Problem to solve - Identify all lines of the data containing the string "LME铝升贴水" and copy them.

________________

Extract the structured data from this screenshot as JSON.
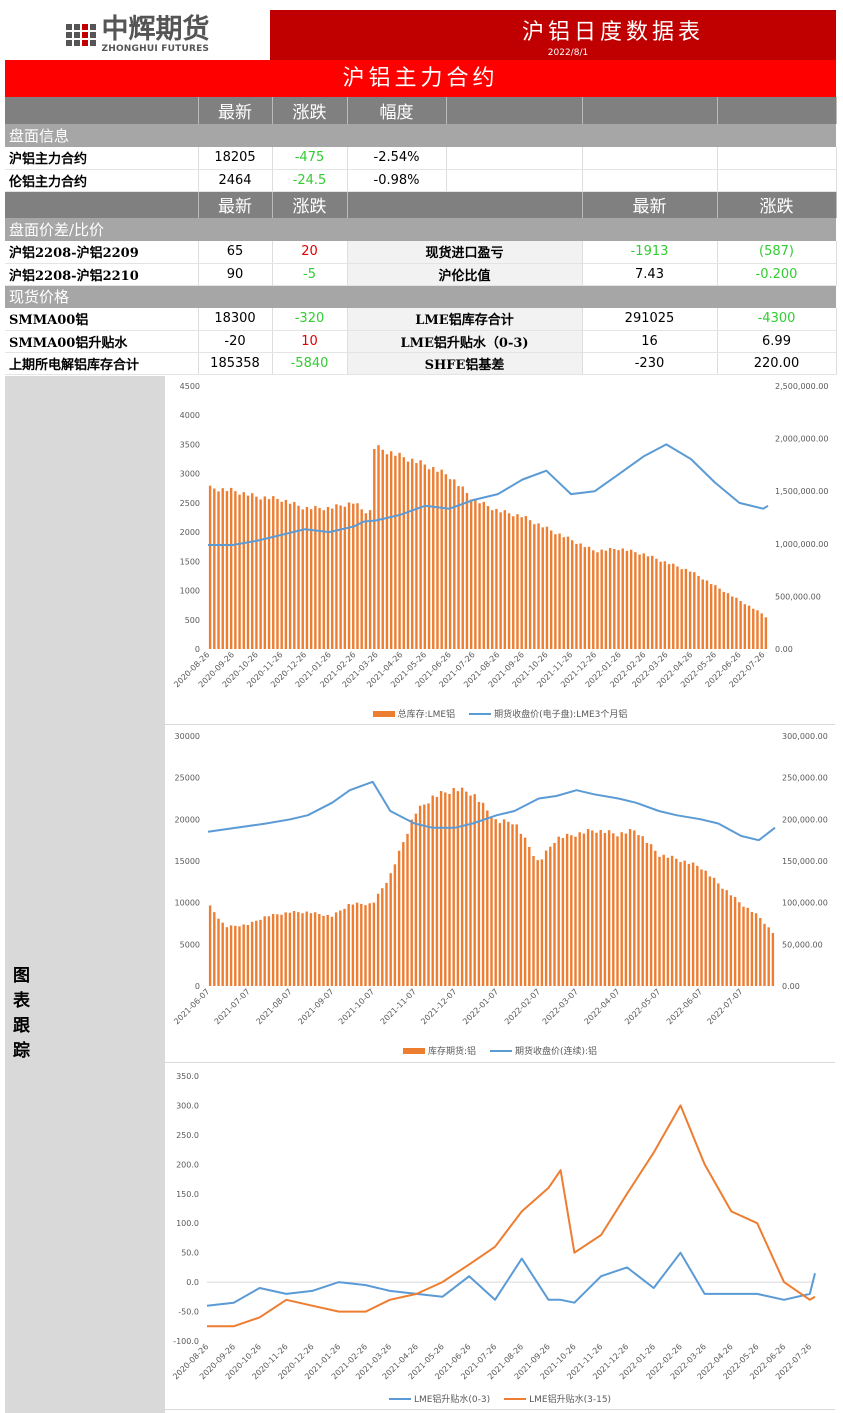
{
  "logo": {
    "cn": "中辉期货",
    "en": "ZHONGHUI FUTURES"
  },
  "header": {
    "title": "沪铝日度数据表",
    "date": "2022/8/1",
    "banner": "沪铝主力合约"
  },
  "table": {
    "hdr1": [
      "最新",
      "涨跌",
      "幅度"
    ],
    "sec1": "盘面信息",
    "rows1": [
      {
        "label": "沪铝主力合约",
        "latest": "18205",
        "change": "-475",
        "pct": "-2.54%"
      },
      {
        "label": "伦铝主力合约",
        "latest": "2464",
        "change": "-24.5",
        "pct": "-0.98%"
      }
    ],
    "hdr2": [
      "最新",
      "涨跌",
      "最新",
      "涨跌"
    ],
    "sec2": "盘面价差/比价",
    "rows2": [
      {
        "label": "沪铝2208-沪铝2209",
        "latest": "65",
        "change": "20",
        "name2": "现货进口盈亏",
        "latest2": "-1913",
        "change2": "(587)"
      },
      {
        "label": "沪铝2208-沪铝2210",
        "latest": "90",
        "change": "-5",
        "name2": "沪伦比值",
        "latest2": "7.43",
        "change2": "-0.200"
      }
    ],
    "sec3": "现货价格",
    "rows3": [
      {
        "label": "SMMA00铝",
        "latest": "18300",
        "change": "-320",
        "name2": "LME铝库存合计",
        "latest2": "291025",
        "change2": "-4300"
      },
      {
        "label": "SMMA00铝升贴水",
        "latest": "-20",
        "change": "10",
        "name2": "LME铝升贴水（0-3)",
        "latest2": "16",
        "change2": "6.99"
      },
      {
        "label": "上期所电解铝库存合计",
        "latest": "185358",
        "change": "-5840",
        "name2": "SHFE铝基差",
        "latest2": "-230",
        "change2": "220.00"
      }
    ]
  },
  "side_label": "图表跟踪",
  "colors": {
    "bar": "#ed7d31",
    "line": "#5b9bd5",
    "up": "#e00000",
    "down": "#33cc33"
  },
  "chart_data": [
    {
      "type": "bar+line",
      "x": [
        "2020-08-26",
        "2020-09-26",
        "2020-10-26",
        "2020-11-26",
        "2020-12-26",
        "2021-01-26",
        "2021-02-26",
        "2021-03-10",
        "2021-03-26",
        "2021-04-26",
        "2021-05-26",
        "2021-06-26",
        "2021-07-26",
        "2021-08-26",
        "2021-09-26",
        "2021-10-26",
        "2021-11-26",
        "2021-12-26",
        "2022-01-26",
        "2022-02-26",
        "2022-03-26",
        "2022-04-26",
        "2022-05-26",
        "2022-06-26",
        "2022-07-26",
        "2022-08-01"
      ],
      "xticks": [
        "2020-08-26",
        "2020-09-26",
        "2020-10-26",
        "2020-11-26",
        "2020-12-26",
        "2021-01-26",
        "2021-02-26",
        "2021-03-26",
        "2021-04-26",
        "2021-05-26",
        "2021-06-26",
        "2021-07-26",
        "2021-08-26",
        "2021-09-26",
        "2021-10-26",
        "2021-11-26",
        "2021-12-26",
        "2022-01-26",
        "2022-02-26",
        "2022-03-26",
        "2022-04-26",
        "2022-05-26",
        "2022-06-26",
        "2022-07-26"
      ],
      "series": [
        {
          "name": "总库存:LME铝",
          "kind": "bar",
          "axis": "right",
          "values": [
            1555000,
            1530000,
            1470000,
            1445000,
            1360000,
            1360000,
            1415000,
            1330000,
            1945000,
            1860000,
            1780000,
            1670000,
            1445000,
            1335000,
            1280000,
            1165000,
            1055000,
            945000,
            970000,
            915000,
            835000,
            750000,
            610000,
            470000,
            335000,
            291025
          ]
        },
        {
          "name": "期货收盘价(电子盘):LME3个月铝",
          "kind": "line",
          "axis": "left",
          "values": [
            1780,
            1780,
            1850,
            1950,
            2050,
            2000,
            2100,
            2180,
            2200,
            2300,
            2450,
            2400,
            2550,
            2650,
            2900,
            3050,
            2650,
            2700,
            3000,
            3300,
            3500,
            3250,
            2850,
            2500,
            2400,
            2450
          ]
        }
      ],
      "yleft": {
        "min": 0,
        "max": 4500,
        "step": 500,
        "ticks": [
          "0",
          "500",
          "1000",
          "1500",
          "2000",
          "2500",
          "3000",
          "3500",
          "4000",
          "4500"
        ]
      },
      "yright": {
        "min": 0,
        "max": 2500000,
        "step": 500000,
        "ticks": [
          "0.00",
          "500,000.00",
          "1,000,000.00",
          "1,500,000.00",
          "2,000,000.00",
          "2,500,000.00"
        ]
      }
    },
    {
      "type": "bar+line",
      "x": [
        "2021-06-07",
        "2021-06-20",
        "2021-07-07",
        "2021-07-20",
        "2021-08-07",
        "2021-08-20",
        "2021-09-07",
        "2021-09-20",
        "2021-10-07",
        "2021-10-20",
        "2021-11-07",
        "2021-11-20",
        "2021-12-07",
        "2021-12-20",
        "2022-01-07",
        "2022-01-20",
        "2022-02-07",
        "2022-02-20",
        "2022-03-07",
        "2022-03-20",
        "2022-04-07",
        "2022-04-20",
        "2022-05-07",
        "2022-05-20",
        "2022-06-07",
        "2022-06-20",
        "2022-07-07",
        "2022-07-20",
        "2022-08-01"
      ],
      "xticks": [
        "2021-06-07",
        "2021-07-07",
        "2021-08-07",
        "2021-09-07",
        "2021-10-07",
        "2021-11-07",
        "2021-12-07",
        "2022-01-07",
        "2022-02-07",
        "2022-03-07",
        "2022-04-07",
        "2022-05-07",
        "2022-06-07",
        "2022-07-07"
      ],
      "series": [
        {
          "name": "库存期货:铝",
          "kind": "bar",
          "axis": "right",
          "values": [
            100000,
            72000,
            75000,
            85000,
            90000,
            90000,
            85000,
            100000,
            100000,
            135000,
            210000,
            230000,
            240000,
            235000,
            200000,
            200000,
            150000,
            180000,
            185000,
            190000,
            185000,
            190000,
            160000,
            155000,
            145000,
            125000,
            100000,
            85000,
            62000
          ]
        },
        {
          "name": "期货收盘价(连续):铝",
          "kind": "line",
          "axis": "left",
          "values": [
            18500,
            18800,
            19200,
            19500,
            20000,
            20500,
            22000,
            23500,
            24500,
            21000,
            19500,
            19000,
            19000,
            19500,
            20500,
            21000,
            22500,
            22800,
            23500,
            23000,
            22500,
            22000,
            21000,
            20500,
            20000,
            19500,
            18000,
            17500,
            19000
          ]
        }
      ],
      "yleft": {
        "min": 0,
        "max": 30000,
        "step": 5000,
        "ticks": [
          "0",
          "5000",
          "10000",
          "15000",
          "20000",
          "25000",
          "30000"
        ]
      },
      "yright": {
        "min": 0,
        "max": 300000,
        "step": 50000,
        "ticks": [
          "0.00",
          "50,000.00",
          "100,000.00",
          "150,000.00",
          "200,000.00",
          "250,000.00",
          "300,000.00"
        ]
      }
    },
    {
      "type": "line",
      "x": [
        "2020-08-26",
        "2020-09-26",
        "2020-10-26",
        "2020-11-26",
        "2020-12-26",
        "2021-01-26",
        "2021-02-26",
        "2021-03-26",
        "2021-04-26",
        "2021-05-26",
        "2021-06-26",
        "2021-07-26",
        "2021-08-26",
        "2021-09-26",
        "2021-10-10",
        "2021-10-26",
        "2021-11-26",
        "2021-12-26",
        "2022-01-26",
        "2022-02-26",
        "2022-03-26",
        "2022-04-26",
        "2022-05-26",
        "2022-06-26",
        "2022-07-26",
        "2022-08-01"
      ],
      "xticks": [
        "2020-08-26",
        "2020-09-26",
        "2020-10-26",
        "2020-11-26",
        "2020-12-26",
        "2021-01-26",
        "2021-02-26",
        "2021-03-26",
        "2021-04-26",
        "2021-05-26",
        "2021-06-26",
        "2021-07-26",
        "2021-08-26",
        "2021-09-26",
        "2021-10-26",
        "2021-11-26",
        "2021-12-26",
        "2022-01-26",
        "2022-02-26",
        "2022-03-26",
        "2022-04-26",
        "2022-05-26",
        "2022-06-26",
        "2022-07-26"
      ],
      "series": [
        {
          "name": "LME铝升贴水(0-3)",
          "kind": "line",
          "axis": "left",
          "color": "#5b9bd5",
          "values": [
            -40,
            -35,
            -10,
            -20,
            -15,
            0,
            -5,
            -15,
            -20,
            -25,
            10,
            -30,
            40,
            -30,
            -30,
            -35,
            10,
            25,
            -10,
            50,
            -20,
            -20,
            -20,
            -30,
            -20,
            15
          ]
        },
        {
          "name": "LME铝升贴水(3-15)",
          "kind": "line",
          "axis": "left",
          "color": "#ed7d31",
          "values": [
            -75,
            -75,
            -60,
            -30,
            -40,
            -50,
            -50,
            -30,
            -20,
            0,
            30,
            60,
            120,
            160,
            190,
            50,
            80,
            150,
            220,
            300,
            200,
            120,
            100,
            0,
            -30,
            -25
          ]
        }
      ],
      "yleft": {
        "min": -100,
        "max": 350,
        "step": 50,
        "ticks": [
          "-100.0",
          "-50.0",
          "0.0",
          "50.0",
          "100.0",
          "150.0",
          "200.0",
          "250.0",
          "300.0",
          "350.0"
        ]
      }
    }
  ]
}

________________

Answer -
        "name2": "LME铝升贴水（0-3)",
          "name": "LME铝升贴水(0-3)",
          "name": "LME铝升贴水(3-15)",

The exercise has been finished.